◆ **Aim**
Search the material for the word "centro" and copy each line that holds it.

◆ **Saved data entries**
>>>>

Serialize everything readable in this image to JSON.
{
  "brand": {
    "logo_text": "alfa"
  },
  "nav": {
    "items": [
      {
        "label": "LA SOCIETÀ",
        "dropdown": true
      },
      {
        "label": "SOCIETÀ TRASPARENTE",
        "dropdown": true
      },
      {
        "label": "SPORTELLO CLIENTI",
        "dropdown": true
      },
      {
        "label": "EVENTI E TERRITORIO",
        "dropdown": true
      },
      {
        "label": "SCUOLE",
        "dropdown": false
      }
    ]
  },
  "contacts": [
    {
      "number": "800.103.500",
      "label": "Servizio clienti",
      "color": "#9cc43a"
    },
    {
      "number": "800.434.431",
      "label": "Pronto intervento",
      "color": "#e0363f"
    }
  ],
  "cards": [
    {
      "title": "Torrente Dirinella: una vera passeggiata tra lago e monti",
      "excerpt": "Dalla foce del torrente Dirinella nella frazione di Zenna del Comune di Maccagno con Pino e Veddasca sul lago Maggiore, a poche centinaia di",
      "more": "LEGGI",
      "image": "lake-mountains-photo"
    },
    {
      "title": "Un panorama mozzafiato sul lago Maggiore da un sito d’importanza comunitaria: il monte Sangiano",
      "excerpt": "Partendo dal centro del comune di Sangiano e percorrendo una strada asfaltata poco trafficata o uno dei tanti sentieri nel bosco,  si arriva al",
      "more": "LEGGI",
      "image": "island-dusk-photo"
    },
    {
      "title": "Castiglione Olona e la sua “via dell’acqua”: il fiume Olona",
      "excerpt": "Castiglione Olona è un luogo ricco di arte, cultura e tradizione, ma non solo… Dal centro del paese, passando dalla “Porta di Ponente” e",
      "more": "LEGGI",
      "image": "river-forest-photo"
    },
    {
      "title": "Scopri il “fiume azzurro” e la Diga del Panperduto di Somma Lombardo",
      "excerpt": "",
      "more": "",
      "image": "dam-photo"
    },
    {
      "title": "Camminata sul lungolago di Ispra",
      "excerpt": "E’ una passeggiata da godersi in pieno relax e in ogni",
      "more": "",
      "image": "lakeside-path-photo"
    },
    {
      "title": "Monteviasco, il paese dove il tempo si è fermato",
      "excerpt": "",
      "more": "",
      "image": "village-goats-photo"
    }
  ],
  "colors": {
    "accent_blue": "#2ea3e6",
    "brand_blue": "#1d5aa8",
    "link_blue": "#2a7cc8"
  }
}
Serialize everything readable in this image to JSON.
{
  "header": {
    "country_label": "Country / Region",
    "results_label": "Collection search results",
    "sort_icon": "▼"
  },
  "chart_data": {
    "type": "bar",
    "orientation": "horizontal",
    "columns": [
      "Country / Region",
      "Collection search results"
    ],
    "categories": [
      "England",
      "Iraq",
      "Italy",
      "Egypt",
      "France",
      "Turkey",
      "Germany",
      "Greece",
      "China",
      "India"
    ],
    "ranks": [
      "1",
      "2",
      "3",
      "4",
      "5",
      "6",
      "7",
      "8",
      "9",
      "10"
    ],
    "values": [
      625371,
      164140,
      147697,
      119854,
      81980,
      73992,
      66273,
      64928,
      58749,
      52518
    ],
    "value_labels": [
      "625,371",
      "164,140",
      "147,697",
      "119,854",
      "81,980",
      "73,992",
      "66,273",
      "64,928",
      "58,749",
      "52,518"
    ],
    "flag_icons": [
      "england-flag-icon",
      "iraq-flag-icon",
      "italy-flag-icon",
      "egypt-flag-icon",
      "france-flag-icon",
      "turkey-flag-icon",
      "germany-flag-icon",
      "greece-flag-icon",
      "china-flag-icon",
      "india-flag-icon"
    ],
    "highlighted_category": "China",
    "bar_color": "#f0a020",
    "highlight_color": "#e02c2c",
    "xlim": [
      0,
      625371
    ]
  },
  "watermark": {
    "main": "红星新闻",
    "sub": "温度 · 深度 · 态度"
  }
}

<<<<

◆ **Problem solution**
      "excerpt": "Partendo dal centro del comune di Sangiano e percorrendo una strada asfaltata poco trafficata o uno dei tanti sentieri nel bosco,  si arriva al",
      "excerpt": "Castiglione Olona è un luogo ricco di arte, cultura e tradizione, ma non solo… Dal centro del paese, passando dalla “Porta di Ponente” e",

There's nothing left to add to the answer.